• _Task directions_:
Print each of the entries exactly, leaving nothing out.
▶
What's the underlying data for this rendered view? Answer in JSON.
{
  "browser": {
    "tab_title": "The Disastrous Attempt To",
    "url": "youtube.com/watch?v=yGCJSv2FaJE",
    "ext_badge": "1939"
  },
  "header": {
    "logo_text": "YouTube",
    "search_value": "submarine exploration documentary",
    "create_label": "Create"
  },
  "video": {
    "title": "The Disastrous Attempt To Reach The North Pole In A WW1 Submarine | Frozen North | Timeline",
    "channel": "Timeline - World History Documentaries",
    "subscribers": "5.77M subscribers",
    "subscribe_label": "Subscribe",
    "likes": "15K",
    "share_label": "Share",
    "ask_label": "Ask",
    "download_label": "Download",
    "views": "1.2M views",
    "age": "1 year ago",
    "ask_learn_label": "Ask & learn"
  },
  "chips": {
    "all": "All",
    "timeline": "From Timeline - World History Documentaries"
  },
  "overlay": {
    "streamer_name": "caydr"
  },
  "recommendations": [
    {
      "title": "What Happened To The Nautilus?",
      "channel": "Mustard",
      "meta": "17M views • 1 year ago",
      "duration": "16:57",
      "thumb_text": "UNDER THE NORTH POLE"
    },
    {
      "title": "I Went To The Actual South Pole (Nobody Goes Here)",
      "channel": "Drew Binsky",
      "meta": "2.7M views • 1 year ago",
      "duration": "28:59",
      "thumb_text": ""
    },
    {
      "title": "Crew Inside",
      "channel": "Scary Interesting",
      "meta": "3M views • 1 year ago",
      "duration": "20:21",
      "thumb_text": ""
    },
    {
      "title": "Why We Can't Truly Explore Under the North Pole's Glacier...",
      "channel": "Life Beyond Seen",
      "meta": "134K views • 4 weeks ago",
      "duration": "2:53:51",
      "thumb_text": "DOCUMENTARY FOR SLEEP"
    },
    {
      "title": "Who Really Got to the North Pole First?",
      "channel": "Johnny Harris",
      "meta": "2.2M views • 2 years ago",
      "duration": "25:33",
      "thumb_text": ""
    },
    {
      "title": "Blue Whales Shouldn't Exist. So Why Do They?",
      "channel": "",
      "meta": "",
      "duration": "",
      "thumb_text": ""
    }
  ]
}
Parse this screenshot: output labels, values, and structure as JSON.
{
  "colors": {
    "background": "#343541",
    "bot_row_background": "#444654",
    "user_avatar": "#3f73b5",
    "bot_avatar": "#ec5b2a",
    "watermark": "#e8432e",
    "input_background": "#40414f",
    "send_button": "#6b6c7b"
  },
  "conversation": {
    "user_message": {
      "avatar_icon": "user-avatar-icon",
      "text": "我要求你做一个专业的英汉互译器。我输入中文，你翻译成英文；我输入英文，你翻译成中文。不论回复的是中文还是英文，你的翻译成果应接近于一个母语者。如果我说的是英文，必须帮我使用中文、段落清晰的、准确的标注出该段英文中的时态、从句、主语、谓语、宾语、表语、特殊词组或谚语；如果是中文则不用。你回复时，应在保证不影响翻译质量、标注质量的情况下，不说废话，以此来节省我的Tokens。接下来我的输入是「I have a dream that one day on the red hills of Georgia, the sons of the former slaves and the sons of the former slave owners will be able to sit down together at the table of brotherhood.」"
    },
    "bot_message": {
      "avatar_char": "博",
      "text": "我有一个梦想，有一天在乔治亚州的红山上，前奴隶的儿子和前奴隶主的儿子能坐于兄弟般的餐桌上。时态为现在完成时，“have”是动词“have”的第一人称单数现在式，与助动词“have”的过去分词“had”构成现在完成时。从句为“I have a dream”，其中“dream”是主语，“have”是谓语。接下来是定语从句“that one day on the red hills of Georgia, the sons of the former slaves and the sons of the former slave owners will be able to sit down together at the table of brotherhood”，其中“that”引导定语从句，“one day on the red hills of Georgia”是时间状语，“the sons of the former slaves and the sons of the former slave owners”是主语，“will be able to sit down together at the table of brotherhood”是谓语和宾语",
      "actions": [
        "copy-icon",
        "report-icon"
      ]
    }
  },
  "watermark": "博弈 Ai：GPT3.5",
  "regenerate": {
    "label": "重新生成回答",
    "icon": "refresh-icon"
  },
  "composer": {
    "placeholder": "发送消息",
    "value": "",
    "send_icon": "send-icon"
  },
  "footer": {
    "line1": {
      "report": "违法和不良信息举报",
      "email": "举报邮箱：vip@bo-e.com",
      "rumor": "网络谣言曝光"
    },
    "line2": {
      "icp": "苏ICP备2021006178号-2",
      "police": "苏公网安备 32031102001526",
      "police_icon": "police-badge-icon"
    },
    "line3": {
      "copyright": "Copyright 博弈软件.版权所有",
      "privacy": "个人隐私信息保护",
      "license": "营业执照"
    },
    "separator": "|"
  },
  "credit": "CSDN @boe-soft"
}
◀
• _Exercise response_:
What's the underlying data for this rendered view? Answer in JSON.
{
  "browser": {
    "tab_title": "The Disastrous Attempt To",
    "url": "youtube.com/watch?v=yGCJSv2FaJE",
    "ext_badge": "1939"
  },
  "header": {
    "logo_text": "YouTube",
    "search_value": "submarine exploration documentary",
    "create_label": "Create"
  },
  "video": {
    "title": "The Disastrous Attempt To Reach The North Pole In A WW1 Submarine | Frozen North | Timeline",
    "channel": "Timeline - World History Documentaries",
    "subscribers": "5.77M subscribers",
    "subscribe_label": "Subscribe",
    "likes": "15K",
    "share_label": "Share",
    "ask_label": "Ask",
    "download_label": "Download",
    "views": "1.2M views",
    "age": "1 year ago",
    "ask_learn_label": "Ask & learn"
  },
  "chips": {
    "all": "All",
    "timeline": "From Timeline - World History Documentaries"
  },
  "overlay": {
    "streamer_name": "caydr"
  },
  "recommendations": [
    {
      "title": "What Happened To The Nautilus?",
      "channel": "Mustard",
      "meta": "17M views • 1 year ago",
      "duration": "16:57",
      "thumb_text": "UNDER THE NORTH POLE"
    },
    {
      "title": "I Went To The Actual South Pole (Nobody Goes Here)",
      "channel": "Drew Binsky",
      "meta": "2.7M views • 1 year ago",
      "duration": "28:59",
      "thumb_text": ""
    },
    {
      "title": "Crew Inside",
      "channel": "Scary Interesting",
      "meta": "3M views • 1 year ago",
      "duration": "20:21",
      "thumb_text": ""
    },
    {
      "title": "Why We Can't Truly Explore Under the North Pole's Glacier...",
      "channel": "Life Beyond Seen",
      "meta": "134K views • 4 weeks ago",
      "duration": "2:53:51",
      "thumb_text": "DOCUMENTARY FOR SLEEP"
    },
    {
      "title": "Who Really Got to the North Pole First?",
      "channel": "Johnny Harris",
      "meta": "2.2M views • 2 years ago",
      "duration": "25:33",
      "thumb_text": ""
    },
    {
      "title": "Blue Whales Shouldn't Exist. So Why Do They?",
      "channel": "",
      "meta": "",
      "duration": "",
      "thumb_text": ""
    }
  ]
}
Parse this screenshot: output labels, values, and structure as JSON.
{
  "colors": {
    "background": "#343541",
    "bot_row_background": "#444654",
    "user_avatar": "#3f73b5",
    "bot_avatar": "#ec5b2a",
    "watermark": "#e8432e",
    "input_background": "#40414f",
    "send_button": "#6b6c7b"
  },
  "conversation": {
    "user_message": {
      "avatar_icon": "user-avatar-icon",
      "text": "我要求你做一个专业的英汉互译器。我输入中文，你翻译成英文；我输入英文，你翻译成中文。不论回复的是中文还是英文，你的翻译成果应接近于一个母语者。如果我说的是英文，必须帮我使用中文、段落清晰的、准确的标注出该段英文中的时态、从句、主语、谓语、宾语、表语、特殊词组或谚语；如果是中文则不用。你回复时，应在保证不影响翻译质量、标注质量的情况下，不说废话，以此来节省我的Tokens。接下来我的输入是「I have a dream that one day on the red hills of Georgia, the sons of the former slaves and the sons of the former slave owners will be able to sit down together at the table of brotherhood.」"
    },
    "bot_message": {
      "avatar_char": "博",
      "text": "我有一个梦想，有一天在乔治亚州的红山上，前奴隶的儿子和前奴隶主的儿子能坐于兄弟般的餐桌上。时态为现在完成时，“have”是动词“have”的第一人称单数现在式，与助动词“have”的过去分词“had”构成现在完成时。从句为“I have a dream”，其中“dream”是主语，“have”是谓语。接下来是定语从句“that one day on the red hills of Georgia, the sons of the former slaves and the sons of the former slave owners will be able to sit down together at the table of brotherhood”，其中“that”引导定语从句，“one day on the red hills of Georgia”是时间状语，“the sons of the former slaves and the sons of the former slave owners”是主语，“will be able to sit down together at the table of brotherhood”是谓语和宾语",
      "actions": [
        "copy-icon",
        "report-icon"
      ]
    }
  },
  "watermark": "博弈 Ai：GPT3.5",
  "regenerate": {
    "label": "重新生成回答",
    "icon": "refresh-icon"
  },
  "composer": {
    "placeholder": "发送消息",
    "value": "",
    "send_icon": "send-icon"
  },
  "footer": {
    "line1": {
      "report": "违法和不良信息举报",
      "email": "举报邮箱：vip@bo-e.com",
      "rumor": "网络谣言曝光"
    },
    "line2": {
      "icp": "苏ICP备2021006178号-2",
      "police": "苏公网安备 32031102001526",
      "police_icon": "police-badge-icon"
    },
    "line3": {
      "copyright": "Copyright 博弈软件.版权所有",
      "privacy": "个人隐私信息保护",
      "license": "营业执照"
    },
    "separator": "|"
  },
  "credit": "CSDN @boe-soft"
}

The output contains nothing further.